[begin Material supplied]

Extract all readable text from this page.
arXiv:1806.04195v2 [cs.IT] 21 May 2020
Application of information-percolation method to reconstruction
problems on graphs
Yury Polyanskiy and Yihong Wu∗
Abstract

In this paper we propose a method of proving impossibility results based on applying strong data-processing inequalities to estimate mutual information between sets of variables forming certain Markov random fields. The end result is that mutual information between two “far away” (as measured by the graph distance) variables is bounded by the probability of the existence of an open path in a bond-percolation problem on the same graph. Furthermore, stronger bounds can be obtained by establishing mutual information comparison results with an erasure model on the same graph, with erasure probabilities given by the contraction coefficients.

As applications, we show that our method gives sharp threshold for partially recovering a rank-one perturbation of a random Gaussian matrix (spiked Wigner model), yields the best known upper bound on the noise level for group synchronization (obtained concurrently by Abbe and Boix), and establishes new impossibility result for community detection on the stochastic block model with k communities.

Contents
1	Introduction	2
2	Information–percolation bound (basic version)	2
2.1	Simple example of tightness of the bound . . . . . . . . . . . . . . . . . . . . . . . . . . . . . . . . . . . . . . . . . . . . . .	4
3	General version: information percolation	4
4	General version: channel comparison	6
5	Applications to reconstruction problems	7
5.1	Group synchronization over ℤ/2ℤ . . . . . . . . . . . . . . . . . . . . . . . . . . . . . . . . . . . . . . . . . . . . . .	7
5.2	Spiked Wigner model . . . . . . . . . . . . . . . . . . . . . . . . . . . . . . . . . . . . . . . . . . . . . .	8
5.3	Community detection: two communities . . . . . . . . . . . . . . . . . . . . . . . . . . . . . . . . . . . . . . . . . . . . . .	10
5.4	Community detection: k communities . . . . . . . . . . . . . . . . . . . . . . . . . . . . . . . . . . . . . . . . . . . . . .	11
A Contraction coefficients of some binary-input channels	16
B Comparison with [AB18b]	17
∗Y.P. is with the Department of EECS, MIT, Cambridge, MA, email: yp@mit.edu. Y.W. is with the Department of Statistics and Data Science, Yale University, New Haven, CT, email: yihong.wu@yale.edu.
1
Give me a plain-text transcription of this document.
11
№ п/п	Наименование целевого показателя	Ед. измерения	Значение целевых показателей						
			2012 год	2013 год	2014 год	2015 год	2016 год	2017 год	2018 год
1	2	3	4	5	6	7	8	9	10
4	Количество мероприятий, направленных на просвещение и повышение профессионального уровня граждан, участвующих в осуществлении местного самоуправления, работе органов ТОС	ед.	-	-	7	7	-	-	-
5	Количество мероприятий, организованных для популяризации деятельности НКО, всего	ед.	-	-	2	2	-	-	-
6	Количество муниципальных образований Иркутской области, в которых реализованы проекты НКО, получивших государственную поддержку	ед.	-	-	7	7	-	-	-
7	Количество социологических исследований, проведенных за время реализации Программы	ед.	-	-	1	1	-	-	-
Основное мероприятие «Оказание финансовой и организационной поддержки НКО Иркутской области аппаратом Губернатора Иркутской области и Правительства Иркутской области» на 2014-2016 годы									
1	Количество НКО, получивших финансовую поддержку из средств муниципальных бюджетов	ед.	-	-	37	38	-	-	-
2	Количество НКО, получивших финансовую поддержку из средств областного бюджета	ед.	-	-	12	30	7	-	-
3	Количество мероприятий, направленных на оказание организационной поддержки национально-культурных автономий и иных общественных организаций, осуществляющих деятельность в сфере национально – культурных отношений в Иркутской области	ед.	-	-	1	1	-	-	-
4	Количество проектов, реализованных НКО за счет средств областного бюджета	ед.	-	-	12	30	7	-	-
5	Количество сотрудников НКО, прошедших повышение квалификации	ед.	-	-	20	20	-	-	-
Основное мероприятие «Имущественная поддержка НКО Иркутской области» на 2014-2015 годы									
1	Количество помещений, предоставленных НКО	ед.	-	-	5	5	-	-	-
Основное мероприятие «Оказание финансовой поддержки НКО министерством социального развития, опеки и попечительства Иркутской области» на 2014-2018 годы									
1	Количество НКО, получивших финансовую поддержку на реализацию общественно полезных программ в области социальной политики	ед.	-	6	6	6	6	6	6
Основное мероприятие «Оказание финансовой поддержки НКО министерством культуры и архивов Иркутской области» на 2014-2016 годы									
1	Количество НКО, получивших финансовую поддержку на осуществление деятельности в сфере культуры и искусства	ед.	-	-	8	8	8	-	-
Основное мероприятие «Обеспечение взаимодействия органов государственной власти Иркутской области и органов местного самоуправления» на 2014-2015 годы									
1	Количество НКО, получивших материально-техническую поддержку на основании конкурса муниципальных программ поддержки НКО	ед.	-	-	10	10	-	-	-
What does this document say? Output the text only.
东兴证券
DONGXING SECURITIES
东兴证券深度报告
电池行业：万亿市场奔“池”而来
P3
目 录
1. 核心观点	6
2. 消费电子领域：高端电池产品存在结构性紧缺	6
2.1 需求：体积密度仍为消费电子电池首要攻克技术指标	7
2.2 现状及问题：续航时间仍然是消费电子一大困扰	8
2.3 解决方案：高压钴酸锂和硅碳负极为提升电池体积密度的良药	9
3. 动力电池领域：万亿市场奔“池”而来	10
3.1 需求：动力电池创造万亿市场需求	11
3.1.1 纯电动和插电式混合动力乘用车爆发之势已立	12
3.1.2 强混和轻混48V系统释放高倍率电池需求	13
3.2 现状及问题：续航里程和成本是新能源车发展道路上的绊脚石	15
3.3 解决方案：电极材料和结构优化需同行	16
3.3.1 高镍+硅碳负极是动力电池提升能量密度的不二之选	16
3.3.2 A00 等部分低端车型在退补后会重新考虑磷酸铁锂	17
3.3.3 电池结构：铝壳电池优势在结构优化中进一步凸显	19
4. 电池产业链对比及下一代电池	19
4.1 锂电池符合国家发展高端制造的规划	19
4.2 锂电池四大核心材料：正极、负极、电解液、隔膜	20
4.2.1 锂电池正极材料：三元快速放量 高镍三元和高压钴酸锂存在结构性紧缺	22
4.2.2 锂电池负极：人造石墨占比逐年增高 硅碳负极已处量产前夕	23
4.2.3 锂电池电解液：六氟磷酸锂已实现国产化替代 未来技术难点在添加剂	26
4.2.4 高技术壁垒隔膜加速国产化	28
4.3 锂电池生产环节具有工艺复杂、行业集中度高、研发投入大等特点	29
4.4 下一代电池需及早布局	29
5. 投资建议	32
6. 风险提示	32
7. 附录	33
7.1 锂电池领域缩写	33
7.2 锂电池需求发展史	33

[end Material supplied]

● **What is asked**: Go back to the listing above and please repeat it exactly.

● **Task response**:
Extract all readable text from this page.
arXiv:1806.04195v2 [cs.IT] 21 May 2020
Application of information-percolation method to reconstruction
problems on graphs
Yury Polyanskiy and Yihong Wu∗
Abstract

In this paper we propose a method of proving impossibility results based on applying strong data-processing inequalities to estimate mutual information between sets of variables forming certain Markov random fields. The end result is that mutual information between two “far away” (as measured by the graph distance) variables is bounded by the probability of the existence of an open path in a bond-percolation problem on the same graph. Furthermore, stronger bounds can be obtained by establishing mutual information comparison results with an erasure model on the same graph, with erasure probabilities given by the contraction coefficients.

As applications, we show that our method gives sharp threshold for partially recovering a rank-one perturbation of a random Gaussian matrix (spiked Wigner model), yields the best known upper bound on the noise level for group synchronization (obtained concurrently by Abbe and Boix), and establishes new impossibility result for community detection on the stochastic block model with k communities.

Contents
1	Introduction	2
2	Information–percolation bound (basic version)	2
2.1	Simple example of tightness of the bound . . . . . . . . . . . . . . . . . . . . . . . . . . . . . . . . . . . . . . . . . . . . . .	4
3	General version: information percolation	4
4	General version: channel comparison	6
5	Applications to reconstruction problems	7
5.1	Group synchronization over ℤ/2ℤ . . . . . . . . . . . . . . . . . . . . . . . . . . . . . . . . . . . . . . . . . . . . . .	7
5.2	Spiked Wigner model . . . . . . . . . . . . . . . . . . . . . . . . . . . . . . . . . . . . . . . . . . . . . .	8
5.3	Community detection: two communities . . . . . . . . . . . . . . . . . . . . . . . . . . . . . . . . . . . . . . . . . . . . . .	10
5.4	Community detection: k communities . . . . . . . . . . . . . . . . . . . . . . . . . . . . . . . . . . . . . . . . . . . . . .	11
A Contraction coefficients of some binary-input channels	16
B Comparison with [AB18b]	17
∗Y.P. is with the Department of EECS, MIT, Cambridge, MA, email: yp@mit.edu. Y.W. is with the Department of Statistics and Data Science, Yale University, New Haven, CT, email: yihong.wu@yale.edu.
1
Give me a plain-text transcription of this document.
11
№ п/п	Наименование целевого показателя	Ед. измерения	Значение целевых показателей						
			2012 год	2013 год	2014 год	2015 год	2016 год	2017 год	2018 год
1	2	3	4	5	6	7	8	9	10
4	Количество мероприятий, направленных на просвещение и повышение профессионального уровня граждан, участвующих в осуществлении местного самоуправления, работе органов ТОС	ед.	-	-	7	7	-	-	-
5	Количество мероприятий, организованных для популяризации деятельности НКО, всего	ед.	-	-	2	2	-	-	-
6	Количество муниципальных образований Иркутской области, в которых реализованы проекты НКО, получивших государственную поддержку	ед.	-	-	7	7	-	-	-
7	Количество социологических исследований, проведенных за время реализации Программы	ед.	-	-	1	1	-	-	-
Основное мероприятие «Оказание финансовой и организационной поддержки НКО Иркутской области аппаратом Губернатора Иркутской области и Правительства Иркутской области» на 2014-2016 годы									
1	Количество НКО, получивших финансовую поддержку из средств муниципальных бюджетов	ед.	-	-	37	38	-	-	-
2	Количество НКО, получивших финансовую поддержку из средств областного бюджета	ед.	-	-	12	30	7	-	-
3	Количество мероприятий, направленных на оказание организационной поддержки национально-культурных автономий и иных общественных организаций, осуществляющих деятельность в сфере национально – культурных отношений в Иркутской области	ед.	-	-	1	1	-	-	-
4	Количество проектов, реализованных НКО за счет средств областного бюджета	ед.	-	-	12	30	7	-	-
5	Количество сотрудников НКО, прошедших повышение квалификации	ед.	-	-	20	20	-	-	-
Основное мероприятие «Имущественная поддержка НКО Иркутской области» на 2014-2015 годы									
1	Количество помещений, предоставленных НКО	ед.	-	-	5	5	-	-	-
Основное мероприятие «Оказание финансовой поддержки НКО министерством социального развития, опеки и попечительства Иркутской области» на 2014-2018 годы									
1	Количество НКО, получивших финансовую поддержку на реализацию общественно полезных программ в области социальной политики	ед.	-	6	6	6	6	6	6
Основное мероприятие «Оказание финансовой поддержки НКО министерством культуры и архивов Иркутской области» на 2014-2016 годы									
1	Количество НКО, получивших финансовую поддержку на осуществление деятельности в сфере культуры и искусства	ед.	-	-	8	8	8	-	-
Основное мероприятие «Обеспечение взаимодействия органов государственной власти Иркутской области и органов местного самоуправления» на 2014-2015 годы									
1	Количество НКО, получивших материально-техническую поддержку на основании конкурса муниципальных программ поддержки НКО	ед.	-	-	10	10	-	-	-
What does this document say? Output the text only.
东兴证券
DONGXING SECURITIES
东兴证券深度报告
电池行业：万亿市场奔“池”而来
P3
目 录
1. 核心观点	6
2. 消费电子领域：高端电池产品存在结构性紧缺	6
2.1 需求：体积密度仍为消费电子电池首要攻克技术指标	7
2.2 现状及问题：续航时间仍然是消费电子一大困扰	8
2.3 解决方案：高压钴酸锂和硅碳负极为提升电池体积密度的良药	9
3. 动力电池领域：万亿市场奔“池”而来	10
3.1 需求：动力电池创造万亿市场需求	11
3.1.1 纯电动和插电式混合动力乘用车爆发之势已立	12
3.1.2 强混和轻混48V系统释放高倍率电池需求	13
3.2 现状及问题：续航里程和成本是新能源车发展道路上的绊脚石	15
3.3 解决方案：电极材料和结构优化需同行	16
3.3.1 高镍+硅碳负极是动力电池提升能量密度的不二之选	16
3.3.2 A00 等部分低端车型在退补后会重新考虑磷酸铁锂	17
3.3.3 电池结构：铝壳电池优势在结构优化中进一步凸显	19
4. 电池产业链对比及下一代电池	19
4.1 锂电池符合国家发展高端制造的规划	19
4.2 锂电池四大核心材料：正极、负极、电解液、隔膜	20
4.2.1 锂电池正极材料：三元快速放量 高镍三元和高压钴酸锂存在结构性紧缺	22
4.2.2 锂电池负极：人造石墨占比逐年增高 硅碳负极已处量产前夕	23
4.2.3 锂电池电解液：六氟磷酸锂已实现国产化替代 未来技术难点在添加剂	26
4.2.4 高技术壁垒隔膜加速国产化	28
4.3 锂电池生产环节具有工艺复杂、行业集中度高、研发投入大等特点	29
4.4 下一代电池需及早布局	29
5. 投资建议	32
6. 风险提示	32
7. 附录	33
7.1 锂电池领域缩写	33
7.2 锂电池需求发展史	33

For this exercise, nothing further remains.